** BEGIN Records to use **

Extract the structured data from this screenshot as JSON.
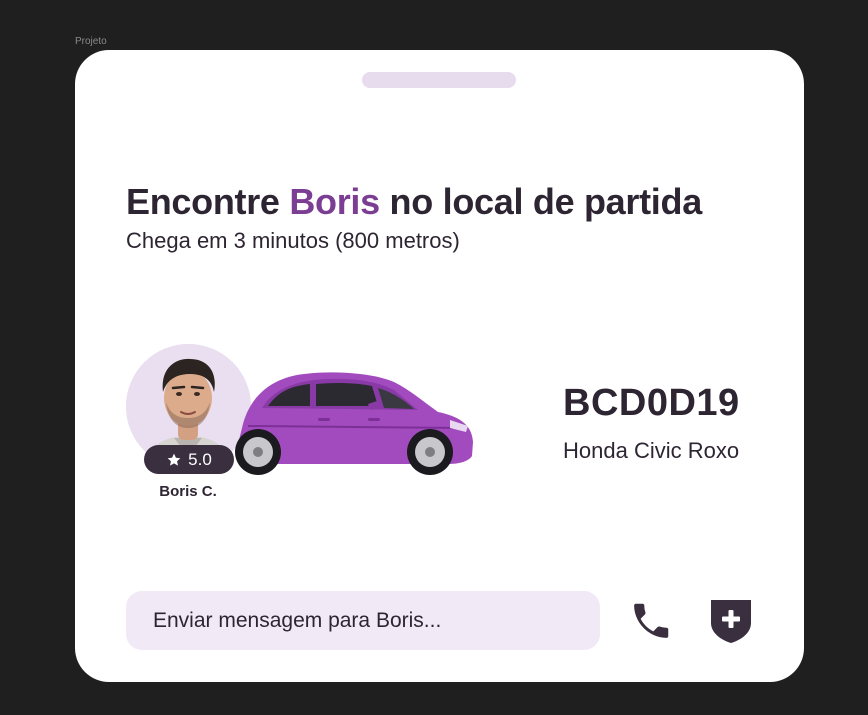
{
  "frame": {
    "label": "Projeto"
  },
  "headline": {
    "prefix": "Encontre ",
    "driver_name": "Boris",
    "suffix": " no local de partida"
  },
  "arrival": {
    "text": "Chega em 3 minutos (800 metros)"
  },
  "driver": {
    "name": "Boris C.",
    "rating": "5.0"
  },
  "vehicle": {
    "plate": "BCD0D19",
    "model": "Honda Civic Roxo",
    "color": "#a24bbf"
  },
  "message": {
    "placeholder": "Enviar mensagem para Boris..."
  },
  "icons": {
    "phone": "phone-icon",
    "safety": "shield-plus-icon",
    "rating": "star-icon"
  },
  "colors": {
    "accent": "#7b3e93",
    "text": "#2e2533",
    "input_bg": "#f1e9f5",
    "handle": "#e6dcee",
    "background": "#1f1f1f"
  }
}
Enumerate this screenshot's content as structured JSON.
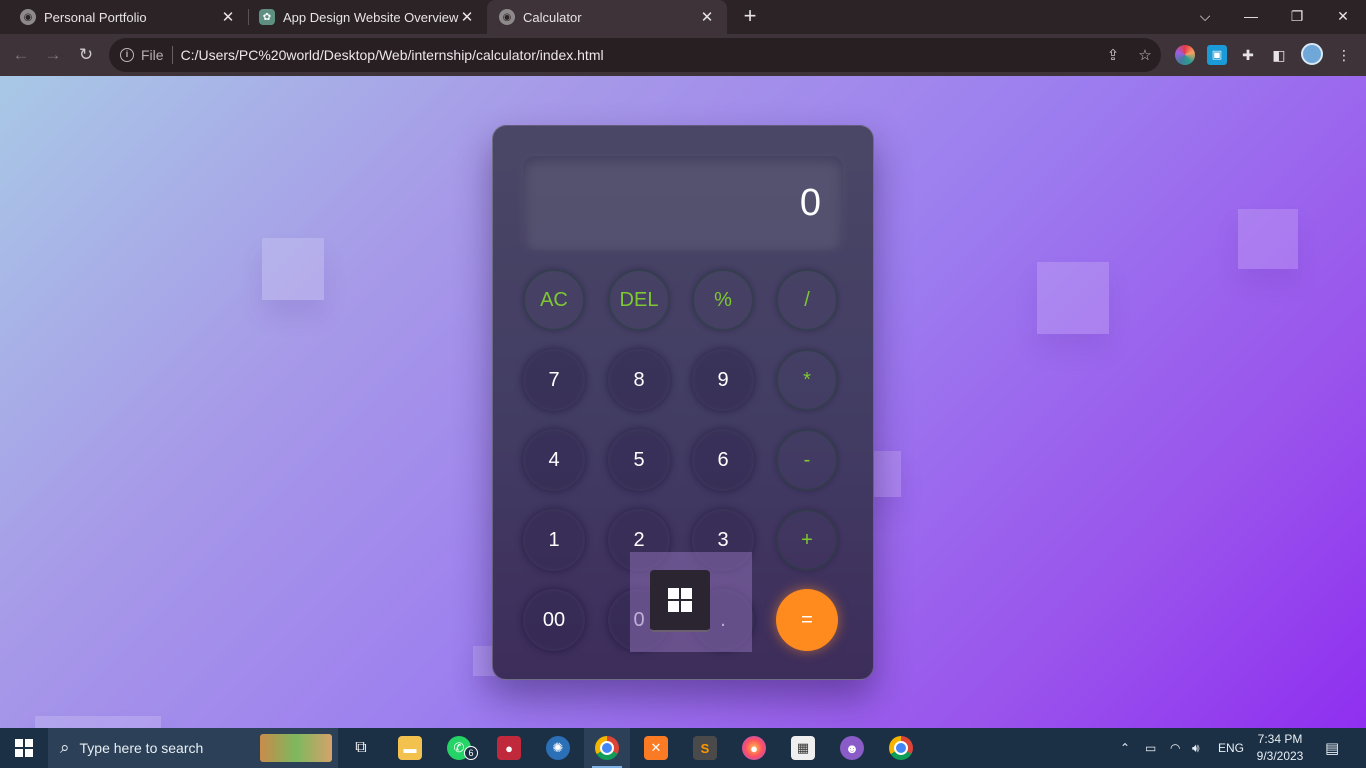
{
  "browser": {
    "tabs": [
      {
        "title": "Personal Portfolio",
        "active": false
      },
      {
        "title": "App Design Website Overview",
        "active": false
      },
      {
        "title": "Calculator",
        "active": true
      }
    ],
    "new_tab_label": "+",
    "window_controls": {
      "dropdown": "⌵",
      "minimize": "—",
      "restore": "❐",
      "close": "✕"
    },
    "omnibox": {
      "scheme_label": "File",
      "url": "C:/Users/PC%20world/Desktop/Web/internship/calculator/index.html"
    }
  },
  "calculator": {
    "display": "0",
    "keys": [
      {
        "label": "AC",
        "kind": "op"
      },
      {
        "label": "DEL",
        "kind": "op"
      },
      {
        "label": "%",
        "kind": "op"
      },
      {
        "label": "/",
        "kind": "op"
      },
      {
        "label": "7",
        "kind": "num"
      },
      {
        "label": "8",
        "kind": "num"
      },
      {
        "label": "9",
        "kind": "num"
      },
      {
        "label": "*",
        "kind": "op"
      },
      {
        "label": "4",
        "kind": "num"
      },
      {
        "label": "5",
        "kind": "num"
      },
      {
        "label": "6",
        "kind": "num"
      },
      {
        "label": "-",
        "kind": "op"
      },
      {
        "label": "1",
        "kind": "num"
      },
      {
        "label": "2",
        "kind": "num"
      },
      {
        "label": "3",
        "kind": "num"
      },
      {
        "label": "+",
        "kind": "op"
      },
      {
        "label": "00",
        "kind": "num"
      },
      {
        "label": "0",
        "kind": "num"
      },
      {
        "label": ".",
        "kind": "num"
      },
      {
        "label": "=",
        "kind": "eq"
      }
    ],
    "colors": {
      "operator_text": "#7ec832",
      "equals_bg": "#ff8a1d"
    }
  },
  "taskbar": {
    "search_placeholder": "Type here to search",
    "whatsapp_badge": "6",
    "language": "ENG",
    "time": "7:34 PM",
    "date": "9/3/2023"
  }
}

** END Records to use **
** BEGIN Records to use **

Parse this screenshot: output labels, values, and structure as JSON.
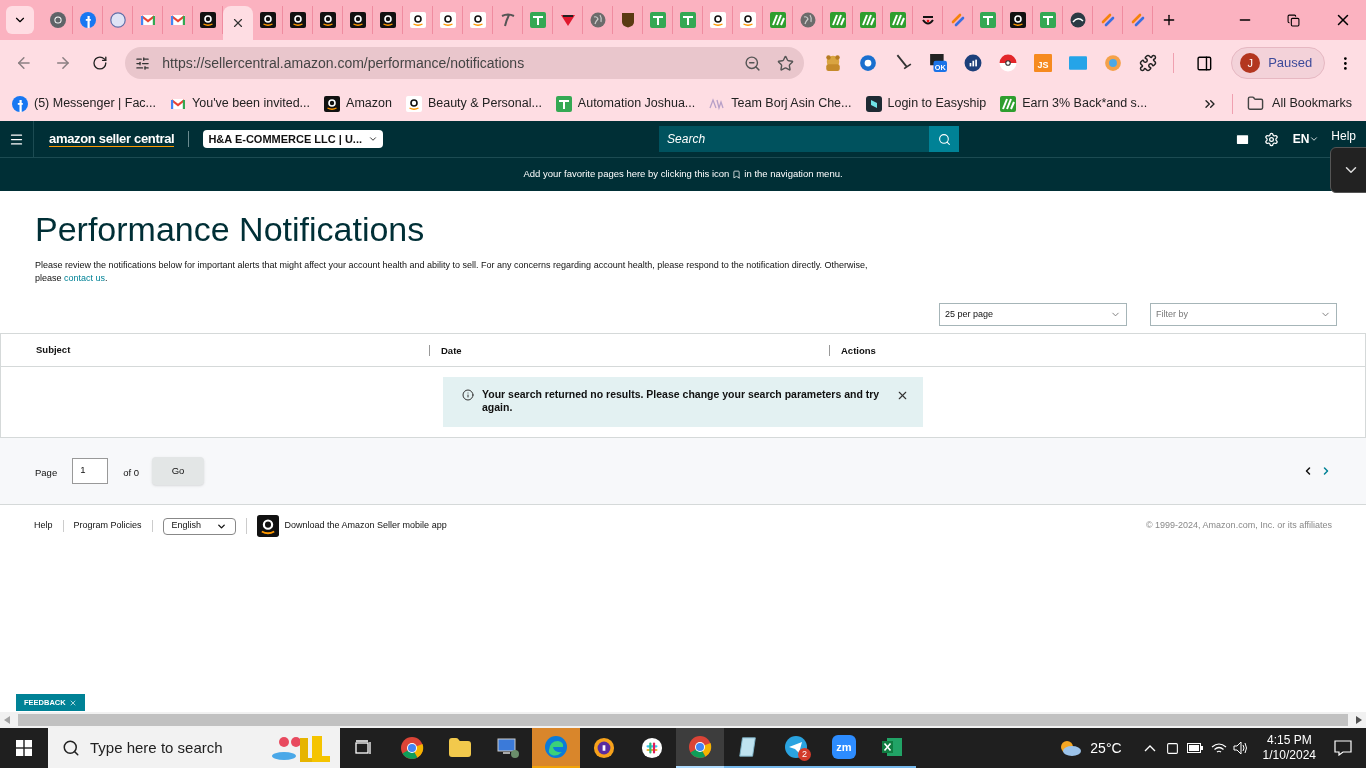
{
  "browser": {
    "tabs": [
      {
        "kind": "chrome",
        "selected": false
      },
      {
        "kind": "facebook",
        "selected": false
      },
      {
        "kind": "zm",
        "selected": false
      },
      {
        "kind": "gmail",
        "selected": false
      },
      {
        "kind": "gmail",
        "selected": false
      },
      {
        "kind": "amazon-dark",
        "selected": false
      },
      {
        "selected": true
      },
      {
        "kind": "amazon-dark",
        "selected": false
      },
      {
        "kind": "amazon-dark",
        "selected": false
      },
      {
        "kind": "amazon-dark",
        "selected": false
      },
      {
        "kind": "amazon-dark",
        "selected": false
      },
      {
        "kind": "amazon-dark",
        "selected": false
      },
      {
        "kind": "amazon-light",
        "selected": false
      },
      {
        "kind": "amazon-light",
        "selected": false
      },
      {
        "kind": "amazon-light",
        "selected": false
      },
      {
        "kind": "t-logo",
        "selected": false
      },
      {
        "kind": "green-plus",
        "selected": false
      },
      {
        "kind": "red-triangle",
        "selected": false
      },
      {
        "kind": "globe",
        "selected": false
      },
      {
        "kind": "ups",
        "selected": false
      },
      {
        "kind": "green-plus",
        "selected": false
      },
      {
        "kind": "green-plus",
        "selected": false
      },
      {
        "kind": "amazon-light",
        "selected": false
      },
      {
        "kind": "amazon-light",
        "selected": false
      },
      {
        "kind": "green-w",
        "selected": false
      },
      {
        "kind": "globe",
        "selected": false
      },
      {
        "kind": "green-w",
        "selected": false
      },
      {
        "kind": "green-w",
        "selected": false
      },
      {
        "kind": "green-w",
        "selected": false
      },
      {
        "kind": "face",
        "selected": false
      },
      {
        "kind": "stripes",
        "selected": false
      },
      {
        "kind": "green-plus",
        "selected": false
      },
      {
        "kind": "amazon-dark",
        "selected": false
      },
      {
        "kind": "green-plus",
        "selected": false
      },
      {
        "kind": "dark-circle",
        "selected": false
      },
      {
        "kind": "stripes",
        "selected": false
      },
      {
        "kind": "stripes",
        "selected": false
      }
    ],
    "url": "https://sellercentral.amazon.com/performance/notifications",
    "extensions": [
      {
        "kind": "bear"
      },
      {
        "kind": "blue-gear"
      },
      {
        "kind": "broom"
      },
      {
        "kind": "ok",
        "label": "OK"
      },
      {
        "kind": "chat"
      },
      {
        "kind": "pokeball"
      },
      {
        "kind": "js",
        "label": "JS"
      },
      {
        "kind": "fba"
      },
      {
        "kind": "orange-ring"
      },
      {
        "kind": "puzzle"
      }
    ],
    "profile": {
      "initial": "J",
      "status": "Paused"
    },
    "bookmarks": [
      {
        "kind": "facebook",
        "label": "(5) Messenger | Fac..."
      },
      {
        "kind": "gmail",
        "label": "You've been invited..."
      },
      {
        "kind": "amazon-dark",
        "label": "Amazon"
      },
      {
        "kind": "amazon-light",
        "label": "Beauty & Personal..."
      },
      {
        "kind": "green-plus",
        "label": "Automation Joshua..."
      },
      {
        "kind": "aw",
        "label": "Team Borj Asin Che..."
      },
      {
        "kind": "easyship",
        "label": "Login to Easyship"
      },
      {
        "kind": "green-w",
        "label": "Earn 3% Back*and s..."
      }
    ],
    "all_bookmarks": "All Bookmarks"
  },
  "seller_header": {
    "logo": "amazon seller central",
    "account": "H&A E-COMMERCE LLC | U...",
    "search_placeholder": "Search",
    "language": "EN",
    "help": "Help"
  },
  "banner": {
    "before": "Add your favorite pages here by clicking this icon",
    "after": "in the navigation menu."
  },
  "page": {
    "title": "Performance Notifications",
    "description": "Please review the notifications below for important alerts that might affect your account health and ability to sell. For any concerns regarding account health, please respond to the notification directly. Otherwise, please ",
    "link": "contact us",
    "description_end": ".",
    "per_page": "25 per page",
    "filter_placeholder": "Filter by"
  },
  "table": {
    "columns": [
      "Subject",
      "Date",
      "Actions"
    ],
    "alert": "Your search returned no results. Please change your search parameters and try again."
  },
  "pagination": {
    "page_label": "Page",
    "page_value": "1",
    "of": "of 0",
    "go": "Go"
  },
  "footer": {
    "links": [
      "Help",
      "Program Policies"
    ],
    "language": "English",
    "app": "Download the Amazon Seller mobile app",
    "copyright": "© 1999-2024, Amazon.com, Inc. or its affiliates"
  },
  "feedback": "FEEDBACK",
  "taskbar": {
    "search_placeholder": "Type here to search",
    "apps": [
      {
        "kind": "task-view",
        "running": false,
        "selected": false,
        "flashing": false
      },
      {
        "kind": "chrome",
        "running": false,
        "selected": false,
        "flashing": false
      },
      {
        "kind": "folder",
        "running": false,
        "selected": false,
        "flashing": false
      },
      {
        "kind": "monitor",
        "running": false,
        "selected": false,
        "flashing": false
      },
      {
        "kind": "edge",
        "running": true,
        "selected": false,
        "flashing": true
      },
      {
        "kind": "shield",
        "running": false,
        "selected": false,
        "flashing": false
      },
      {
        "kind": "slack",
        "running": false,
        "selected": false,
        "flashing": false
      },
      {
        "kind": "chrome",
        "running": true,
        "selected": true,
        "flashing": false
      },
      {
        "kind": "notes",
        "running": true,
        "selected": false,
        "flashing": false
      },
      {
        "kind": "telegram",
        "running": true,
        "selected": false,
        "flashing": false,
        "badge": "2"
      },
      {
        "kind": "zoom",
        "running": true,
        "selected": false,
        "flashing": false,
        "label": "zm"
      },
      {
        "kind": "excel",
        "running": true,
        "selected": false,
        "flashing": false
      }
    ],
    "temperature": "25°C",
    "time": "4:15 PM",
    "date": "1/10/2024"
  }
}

** END Records to use **
** BEGIN Records to use **

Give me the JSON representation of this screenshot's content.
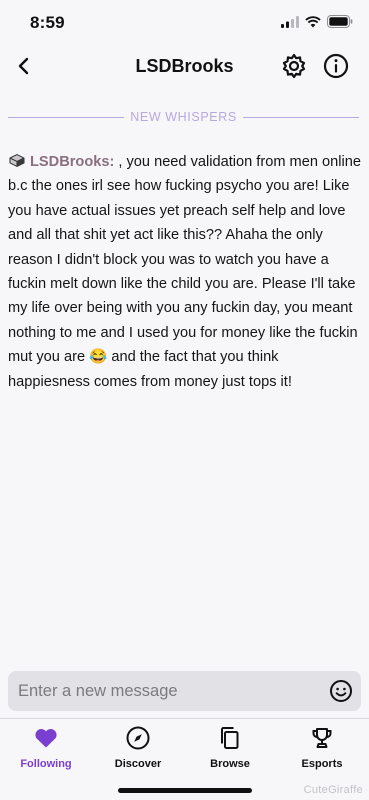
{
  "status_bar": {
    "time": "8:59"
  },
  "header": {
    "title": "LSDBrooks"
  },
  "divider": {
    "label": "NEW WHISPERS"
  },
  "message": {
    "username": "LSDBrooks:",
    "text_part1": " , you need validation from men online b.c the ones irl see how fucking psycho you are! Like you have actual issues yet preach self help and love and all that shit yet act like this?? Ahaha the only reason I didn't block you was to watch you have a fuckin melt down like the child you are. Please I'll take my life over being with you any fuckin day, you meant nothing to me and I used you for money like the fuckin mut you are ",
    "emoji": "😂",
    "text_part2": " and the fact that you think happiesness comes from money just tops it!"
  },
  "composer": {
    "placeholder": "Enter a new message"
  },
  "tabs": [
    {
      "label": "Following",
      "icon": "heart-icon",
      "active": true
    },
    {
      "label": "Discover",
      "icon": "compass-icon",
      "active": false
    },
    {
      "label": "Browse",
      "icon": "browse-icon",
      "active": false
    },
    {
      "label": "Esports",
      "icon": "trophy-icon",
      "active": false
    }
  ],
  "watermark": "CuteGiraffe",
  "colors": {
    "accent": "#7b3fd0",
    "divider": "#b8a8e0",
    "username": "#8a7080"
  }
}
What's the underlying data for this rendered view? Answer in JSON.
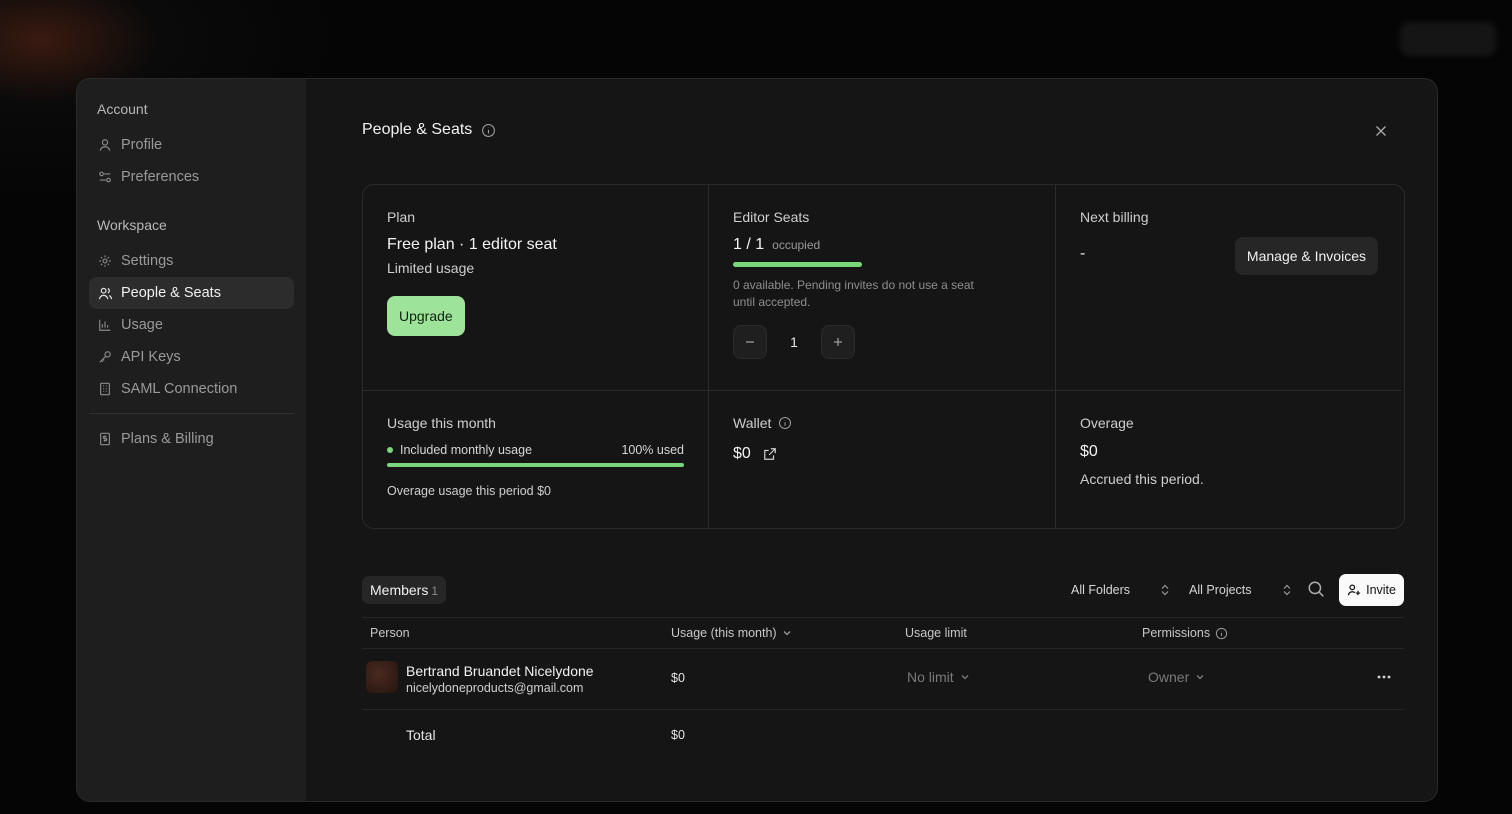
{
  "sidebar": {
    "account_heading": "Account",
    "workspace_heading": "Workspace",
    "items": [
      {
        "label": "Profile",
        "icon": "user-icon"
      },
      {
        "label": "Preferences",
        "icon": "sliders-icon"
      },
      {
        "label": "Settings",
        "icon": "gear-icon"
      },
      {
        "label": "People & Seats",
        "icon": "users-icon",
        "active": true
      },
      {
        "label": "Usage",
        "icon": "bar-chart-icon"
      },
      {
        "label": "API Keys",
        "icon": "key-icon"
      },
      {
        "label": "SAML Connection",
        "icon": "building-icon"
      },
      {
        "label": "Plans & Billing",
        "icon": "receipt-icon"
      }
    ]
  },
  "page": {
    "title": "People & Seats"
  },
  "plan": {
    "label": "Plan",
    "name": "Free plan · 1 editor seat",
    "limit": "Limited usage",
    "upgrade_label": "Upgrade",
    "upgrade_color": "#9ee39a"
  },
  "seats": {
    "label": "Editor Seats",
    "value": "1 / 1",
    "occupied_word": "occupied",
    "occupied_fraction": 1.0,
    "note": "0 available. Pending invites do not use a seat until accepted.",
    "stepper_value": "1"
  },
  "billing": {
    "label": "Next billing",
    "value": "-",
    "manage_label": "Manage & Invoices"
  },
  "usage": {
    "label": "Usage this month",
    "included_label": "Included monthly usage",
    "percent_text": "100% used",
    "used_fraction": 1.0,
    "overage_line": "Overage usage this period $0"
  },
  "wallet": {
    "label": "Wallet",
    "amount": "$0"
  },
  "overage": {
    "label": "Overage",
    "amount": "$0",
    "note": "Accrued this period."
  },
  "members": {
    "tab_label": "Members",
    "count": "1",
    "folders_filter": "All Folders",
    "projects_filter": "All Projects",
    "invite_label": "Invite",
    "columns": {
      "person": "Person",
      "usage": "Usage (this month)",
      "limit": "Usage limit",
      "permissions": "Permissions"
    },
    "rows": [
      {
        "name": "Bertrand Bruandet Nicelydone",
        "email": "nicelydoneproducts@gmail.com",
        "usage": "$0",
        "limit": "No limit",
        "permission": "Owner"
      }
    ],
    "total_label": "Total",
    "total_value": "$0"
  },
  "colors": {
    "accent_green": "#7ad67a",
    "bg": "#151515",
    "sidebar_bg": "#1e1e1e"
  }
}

** END Records to use **

Work to be completed: In the entries above, some lines may contain the string "username"; report how many, without additional comment.

Task output: 2